## EXERCISE REQUIREMENTS
Set each entry down verbatim, omitting images.

## DATASET ROWS
============

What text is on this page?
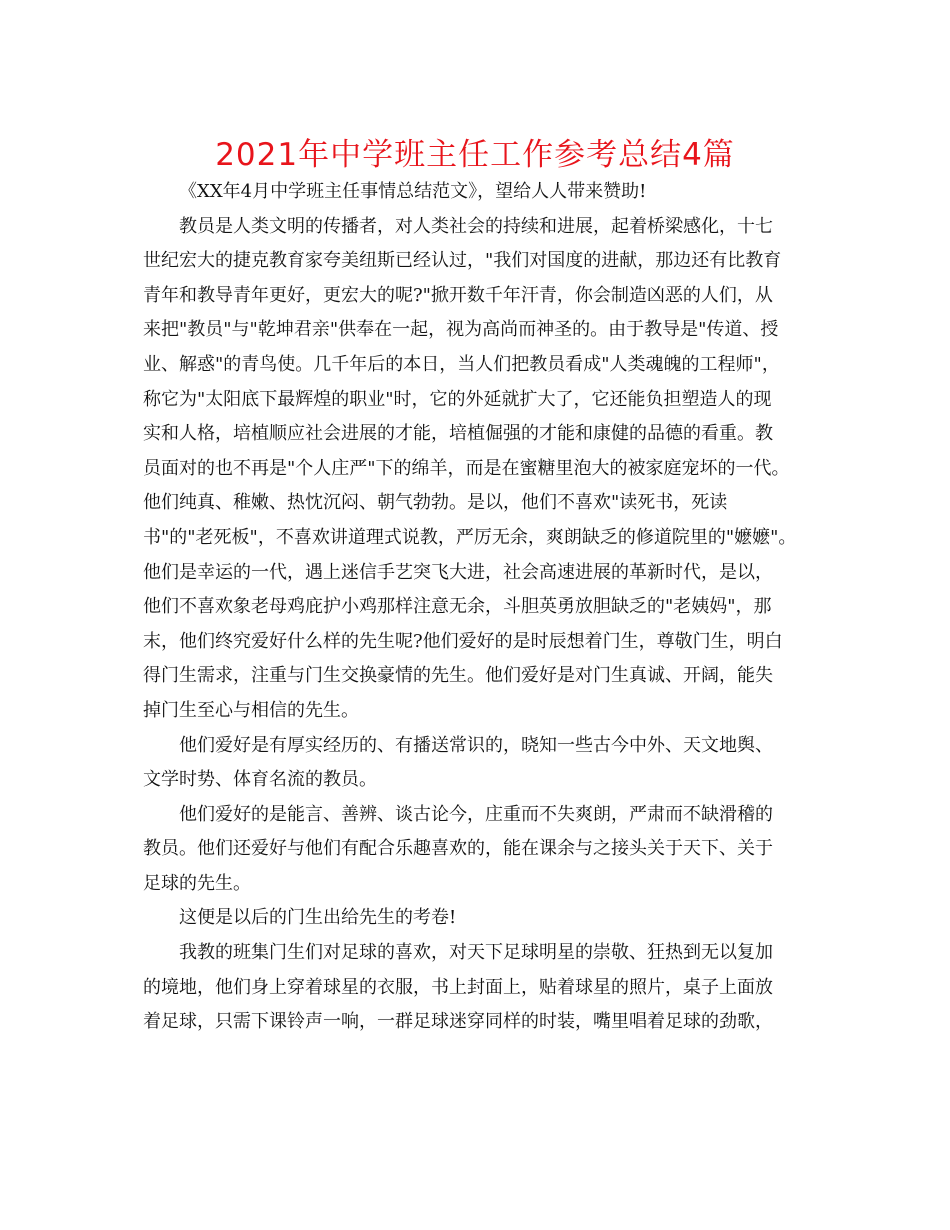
2021年中学班主任工作参考总结4篇

《XX年4月中学班主任事情总结范文》，望给人人带来赞助!

教员是人类文明的传播者，对人类社会的持续和进展，起着桥梁感化，十七
世纪宏大的捷克教育家夸美纽斯已经认过，"我们对国度的进献，那边还有比教育
青年和教导青年更好，更宏大的呢?"掀开数千年汗青，你会制造凶恶的人们，从
来把"教员"与"乾坤君亲"供奉在一起，视为高尚而神圣的。由于教导是"传道、授
业、解惑"的青鸟使。几千年后的本日，当人们把教员看成"人类魂魄的工程师"，
称它为"太阳底下最辉煌的职业"时，它的外延就扩大了，它还能负担塑造人的现
实和人格，培植顺应社会进展的才能，培植倔强的才能和康健的品德的看重。教
员面对的也不再是"个人庄严"下的绵羊，而是在蜜糖里泡大的被家庭宠坏的一代。
他们纯真、稚嫩、热忱沉闷、朝气勃勃。是以，他们不喜欢"读死书，死读
书"的"老死板"，不喜欢讲道理式说教，严厉无余，爽朗缺乏的修道院里的"嬷嬷"。
他们是幸运的一代，遇上迷信手艺突飞大进，社会高速进展的革新时代，是以，
他们不喜欢象老母鸡庇护小鸡那样注意无余，斗胆英勇放胆缺乏的"老姨妈"，那
末，他们终究爱好什么样的先生呢?他们爱好的是时辰想着门生，尊敬门生，明白
得门生需求，注重与门生交换豪情的先生。他们爱好是对门生真诚、开阔，能失
掉门生至心与相信的先生。

他们爱好是有厚实经历的、有播送常识的，晓知一些古今中外、天文地舆、
文学时势、体育名流的教员。

他们爱好的是能言、善辨、谈古论今，庄重而不失爽朗，严肃而不缺滑稽的
教员。他们还爱好与他们有配合乐趣喜欢的，能在课余与之接头关于天下、关于
足球的先生。

这便是以后的门生出给先生的考卷!

我教的班集门生们对足球的喜欢，对天下足球明星的崇敬、狂热到无以复加
的境地，他们身上穿着球星的衣服，书上封面上，贴着球星的照片，桌子上面放
着足球，只需下课铃声一响，一群足球迷穿同样的时装，嘴里唱着足球的劲歌，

============

## SOLUTION FOR THIS EXERCISE
What text is on this page?
2021年中学班主任工作参考总结4篇

《XX年4月中学班主任事情总结范文》，望给人人带来赞助!

教员是人类文明的传播者，对人类社会的持续和进展，起着桥梁感化，十七
世纪宏大的捷克教育家夸美纽斯已经认过，"我们对国度的进献，那边还有比教育
青年和教导青年更好，更宏大的呢?"掀开数千年汗青，你会制造凶恶的人们，从
来把"教员"与"乾坤君亲"供奉在一起，视为高尚而神圣的。由于教导是"传道、授
业、解惑"的青鸟使。几千年后的本日，当人们把教员看成"人类魂魄的工程师"，
称它为"太阳底下最辉煌的职业"时，它的外延就扩大了，它还能负担塑造人的现
实和人格，培植顺应社会进展的才能，培植倔强的才能和康健的品德的看重。教
员面对的也不再是"个人庄严"下的绵羊，而是在蜜糖里泡大的被家庭宠坏的一代。
他们纯真、稚嫩、热忱沉闷、朝气勃勃。是以，他们不喜欢"读死书，死读
书"的"老死板"，不喜欢讲道理式说教，严厉无余，爽朗缺乏的修道院里的"嬷嬷"。
他们是幸运的一代，遇上迷信手艺突飞大进，社会高速进展的革新时代，是以，
他们不喜欢象老母鸡庇护小鸡那样注意无余，斗胆英勇放胆缺乏的"老姨妈"，那
末，他们终究爱好什么样的先生呢?他们爱好的是时辰想着门生，尊敬门生，明白
得门生需求，注重与门生交换豪情的先生。他们爱好是对门生真诚、开阔，能失
掉门生至心与相信的先生。

他们爱好是有厚实经历的、有播送常识的，晓知一些古今中外、天文地舆、
文学时势、体育名流的教员。

他们爱好的是能言、善辨、谈古论今，庄重而不失爽朗，严肃而不缺滑稽的
教员。他们还爱好与他们有配合乐趣喜欢的，能在课余与之接头关于天下、关于
足球的先生。

这便是以后的门生出给先生的考卷!

我教的班集门生们对足球的喜欢，对天下足球明星的崇敬、狂热到无以复加
的境地，他们身上穿着球星的衣服，书上封面上，贴着球星的照片，桌子上面放
着足球，只需下课铃声一响，一群足球迷穿同样的时装，嘴里唱着足球的劲歌，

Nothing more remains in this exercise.